- Action item -
Which lines in the data below contain the word "significance"? Pull each of them out.

[Items listed in a dataset]
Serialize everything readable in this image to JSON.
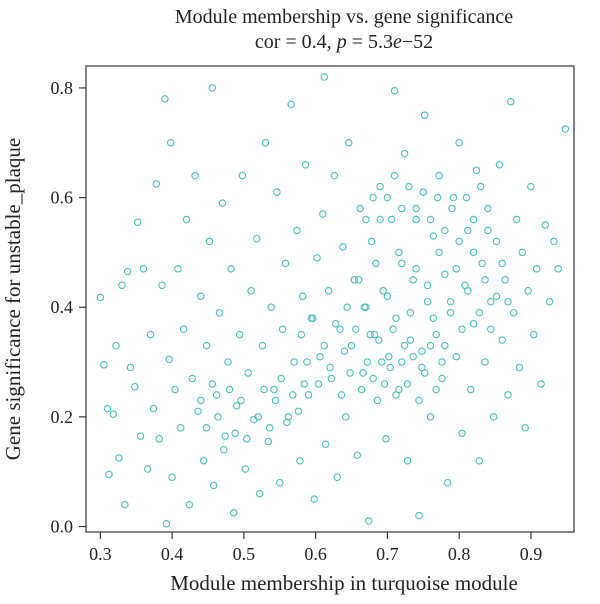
{
  "chart_data": {
    "type": "scatter",
    "title": "Module membership vs. gene significance",
    "subtitle_parts": [
      "cor = 0.4, ",
      "p",
      " = 5.3",
      "e",
      "−52"
    ],
    "xlabel": "Module membership in turquoise module",
    "ylabel": "Gene significance for unstable_plaque",
    "xlim": [
      0.28,
      0.96
    ],
    "ylim": [
      -0.01,
      0.84
    ],
    "x_ticks": [
      0.3,
      0.4,
      0.5,
      0.6,
      0.7,
      0.8,
      0.9
    ],
    "x_tick_labels": [
      "0.3",
      "0.4",
      "0.5",
      "0.6",
      "0.7",
      "0.8",
      "0.9"
    ],
    "y_ticks": [
      0.0,
      0.2,
      0.4,
      0.6,
      0.8
    ],
    "y_tick_labels": [
      "0.0",
      "0.2",
      "0.4",
      "0.6",
      "0.8"
    ],
    "grid": false,
    "point_color": "#4bbdbd",
    "points": [
      [
        0.3,
        0.418
      ],
      [
        0.305,
        0.295
      ],
      [
        0.31,
        0.215
      ],
      [
        0.312,
        0.095
      ],
      [
        0.318,
        0.205
      ],
      [
        0.322,
        0.33
      ],
      [
        0.326,
        0.125
      ],
      [
        0.33,
        0.44
      ],
      [
        0.334,
        0.04
      ],
      [
        0.338,
        0.465
      ],
      [
        0.342,
        0.29
      ],
      [
        0.348,
        0.255
      ],
      [
        0.352,
        0.555
      ],
      [
        0.356,
        0.165
      ],
      [
        0.36,
        0.47
      ],
      [
        0.366,
        0.105
      ],
      [
        0.37,
        0.35
      ],
      [
        0.374,
        0.215
      ],
      [
        0.378,
        0.625
      ],
      [
        0.382,
        0.16
      ],
      [
        0.386,
        0.44
      ],
      [
        0.39,
        0.78
      ],
      [
        0.392,
        0.005
      ],
      [
        0.396,
        0.305
      ],
      [
        0.398,
        0.7
      ],
      [
        0.4,
        0.09
      ],
      [
        0.404,
        0.25
      ],
      [
        0.408,
        0.47
      ],
      [
        0.412,
        0.18
      ],
      [
        0.416,
        0.36
      ],
      [
        0.42,
        0.56
      ],
      [
        0.424,
        0.04
      ],
      [
        0.428,
        0.27
      ],
      [
        0.432,
        0.64
      ],
      [
        0.436,
        0.21
      ],
      [
        0.44,
        0.42
      ],
      [
        0.444,
        0.12
      ],
      [
        0.448,
        0.33
      ],
      [
        0.452,
        0.52
      ],
      [
        0.456,
        0.8
      ],
      [
        0.458,
        0.075
      ],
      [
        0.462,
        0.24
      ],
      [
        0.466,
        0.39
      ],
      [
        0.47,
        0.59
      ],
      [
        0.474,
        0.165
      ],
      [
        0.478,
        0.3
      ],
      [
        0.482,
        0.47
      ],
      [
        0.486,
        0.025
      ],
      [
        0.49,
        0.22
      ],
      [
        0.494,
        0.35
      ],
      [
        0.498,
        0.64
      ],
      [
        0.502,
        0.105
      ],
      [
        0.506,
        0.28
      ],
      [
        0.51,
        0.43
      ],
      [
        0.514,
        0.195
      ],
      [
        0.518,
        0.525
      ],
      [
        0.522,
        0.06
      ],
      [
        0.526,
        0.33
      ],
      [
        0.53,
        0.7
      ],
      [
        0.534,
        0.155
      ],
      [
        0.538,
        0.4
      ],
      [
        0.542,
        0.25
      ],
      [
        0.546,
        0.61
      ],
      [
        0.55,
        0.08
      ],
      [
        0.554,
        0.36
      ],
      [
        0.558,
        0.48
      ],
      [
        0.562,
        0.2
      ],
      [
        0.566,
        0.77
      ],
      [
        0.57,
        0.3
      ],
      [
        0.574,
        0.54
      ],
      [
        0.578,
        0.12
      ],
      [
        0.582,
        0.42
      ],
      [
        0.586,
        0.66
      ],
      [
        0.59,
        0.24
      ],
      [
        0.594,
        0.38
      ],
      [
        0.598,
        0.05
      ],
      [
        0.602,
        0.49
      ],
      [
        0.606,
        0.31
      ],
      [
        0.61,
        0.57
      ],
      [
        0.612,
        0.82
      ],
      [
        0.614,
        0.15
      ],
      [
        0.618,
        0.43
      ],
      [
        0.622,
        0.27
      ],
      [
        0.626,
        0.64
      ],
      [
        0.63,
        0.09
      ],
      [
        0.634,
        0.36
      ],
      [
        0.638,
        0.51
      ],
      [
        0.642,
        0.2
      ],
      [
        0.646,
        0.7
      ],
      [
        0.65,
        0.33
      ],
      [
        0.654,
        0.45
      ],
      [
        0.658,
        0.13
      ],
      [
        0.662,
        0.58
      ],
      [
        0.666,
        0.28
      ],
      [
        0.67,
        0.4
      ],
      [
        0.674,
        0.01
      ],
      [
        0.678,
        0.52
      ],
      [
        0.682,
        0.35
      ],
      [
        0.686,
        0.23
      ],
      [
        0.69,
        0.62
      ],
      [
        0.694,
        0.43
      ],
      [
        0.698,
        0.16
      ],
      [
        0.702,
        0.31
      ],
      [
        0.706,
        0.56
      ],
      [
        0.71,
        0.795
      ],
      [
        0.712,
        0.38
      ],
      [
        0.716,
        0.25
      ],
      [
        0.72,
        0.48
      ],
      [
        0.724,
        0.68
      ],
      [
        0.728,
        0.12
      ],
      [
        0.732,
        0.34
      ],
      [
        0.736,
        0.45
      ],
      [
        0.74,
        0.58
      ],
      [
        0.744,
        0.02
      ],
      [
        0.748,
        0.29
      ],
      [
        0.752,
        0.75
      ],
      [
        0.756,
        0.41
      ],
      [
        0.76,
        0.2
      ],
      [
        0.764,
        0.53
      ],
      [
        0.768,
        0.35
      ],
      [
        0.772,
        0.64
      ],
      [
        0.776,
        0.27
      ],
      [
        0.78,
        0.46
      ],
      [
        0.784,
        0.08
      ],
      [
        0.788,
        0.39
      ],
      [
        0.792,
        0.6
      ],
      [
        0.796,
        0.31
      ],
      [
        0.8,
        0.7
      ],
      [
        0.804,
        0.17
      ],
      [
        0.808,
        0.44
      ],
      [
        0.812,
        0.54
      ],
      [
        0.816,
        0.25
      ],
      [
        0.82,
        0.37
      ],
      [
        0.824,
        0.65
      ],
      [
        0.828,
        0.12
      ],
      [
        0.832,
        0.48
      ],
      [
        0.836,
        0.3
      ],
      [
        0.84,
        0.58
      ],
      [
        0.844,
        0.41
      ],
      [
        0.848,
        0.2
      ],
      [
        0.852,
        0.52
      ],
      [
        0.856,
        0.66
      ],
      [
        0.86,
        0.34
      ],
      [
        0.864,
        0.45
      ],
      [
        0.868,
        0.24
      ],
      [
        0.872,
        0.775
      ],
      [
        0.876,
        0.39
      ],
      [
        0.88,
        0.56
      ],
      [
        0.884,
        0.29
      ],
      [
        0.888,
        0.5
      ],
      [
        0.892,
        0.18
      ],
      [
        0.896,
        0.43
      ],
      [
        0.9,
        0.62
      ],
      [
        0.904,
        0.35
      ],
      [
        0.908,
        0.47
      ],
      [
        0.914,
        0.26
      ],
      [
        0.92,
        0.55
      ],
      [
        0.926,
        0.41
      ],
      [
        0.932,
        0.52
      ],
      [
        0.938,
        0.47
      ],
      [
        0.948,
        0.725
      ],
      [
        0.66,
        0.45
      ],
      [
        0.668,
        0.4
      ],
      [
        0.676,
        0.35
      ],
      [
        0.684,
        0.48
      ],
      [
        0.692,
        0.3
      ],
      [
        0.7,
        0.42
      ],
      [
        0.708,
        0.36
      ],
      [
        0.716,
        0.5
      ],
      [
        0.724,
        0.33
      ],
      [
        0.732,
        0.39
      ],
      [
        0.74,
        0.47
      ],
      [
        0.748,
        0.32
      ],
      [
        0.756,
        0.44
      ],
      [
        0.764,
        0.38
      ],
      [
        0.772,
        0.5
      ],
      [
        0.78,
        0.33
      ],
      [
        0.788,
        0.41
      ],
      [
        0.796,
        0.47
      ],
      [
        0.804,
        0.36
      ],
      [
        0.812,
        0.43
      ],
      [
        0.82,
        0.5
      ],
      [
        0.828,
        0.39
      ],
      [
        0.836,
        0.45
      ],
      [
        0.844,
        0.36
      ],
      [
        0.852,
        0.42
      ],
      [
        0.86,
        0.48
      ],
      [
        0.868,
        0.41
      ],
      [
        0.64,
        0.32
      ],
      [
        0.648,
        0.28
      ],
      [
        0.656,
        0.36
      ],
      [
        0.664,
        0.25
      ],
      [
        0.672,
        0.3
      ],
      [
        0.68,
        0.27
      ],
      [
        0.688,
        0.34
      ],
      [
        0.696,
        0.26
      ],
      [
        0.704,
        0.29
      ],
      [
        0.712,
        0.24
      ],
      [
        0.72,
        0.3
      ],
      [
        0.728,
        0.26
      ],
      [
        0.736,
        0.31
      ],
      [
        0.744,
        0.23
      ],
      [
        0.752,
        0.28
      ],
      [
        0.76,
        0.33
      ],
      [
        0.768,
        0.25
      ],
      [
        0.776,
        0.3
      ],
      [
        0.58,
        0.35
      ],
      [
        0.588,
        0.3
      ],
      [
        0.596,
        0.38
      ],
      [
        0.604,
        0.26
      ],
      [
        0.612,
        0.33
      ],
      [
        0.62,
        0.29
      ],
      [
        0.628,
        0.37
      ],
      [
        0.636,
        0.24
      ],
      [
        0.644,
        0.4
      ],
      [
        0.52,
        0.2
      ],
      [
        0.528,
        0.25
      ],
      [
        0.536,
        0.18
      ],
      [
        0.544,
        0.23
      ],
      [
        0.552,
        0.27
      ],
      [
        0.56,
        0.19
      ],
      [
        0.568,
        0.24
      ],
      [
        0.576,
        0.21
      ],
      [
        0.584,
        0.26
      ],
      [
        0.44,
        0.23
      ],
      [
        0.448,
        0.18
      ],
      [
        0.456,
        0.26
      ],
      [
        0.464,
        0.2
      ],
      [
        0.472,
        0.14
      ],
      [
        0.48,
        0.25
      ],
      [
        0.488,
        0.17
      ],
      [
        0.496,
        0.23
      ],
      [
        0.504,
        0.16
      ],
      [
        0.76,
        0.56
      ],
      [
        0.77,
        0.6
      ],
      [
        0.78,
        0.54
      ],
      [
        0.79,
        0.58
      ],
      [
        0.8,
        0.52
      ],
      [
        0.81,
        0.6
      ],
      [
        0.82,
        0.56
      ],
      [
        0.83,
        0.62
      ],
      [
        0.84,
        0.54
      ],
      [
        0.7,
        0.6
      ],
      [
        0.71,
        0.64
      ],
      [
        0.72,
        0.58
      ],
      [
        0.73,
        0.62
      ],
      [
        0.74,
        0.56
      ],
      [
        0.75,
        0.61
      ],
      [
        0.69,
        0.56
      ],
      [
        0.68,
        0.6
      ],
      [
        0.67,
        0.56
      ]
    ]
  }
}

- Exercise result -
    "title": "Module membership vs. gene significance",
    "ylabel": "Gene significance for unstable_plaque",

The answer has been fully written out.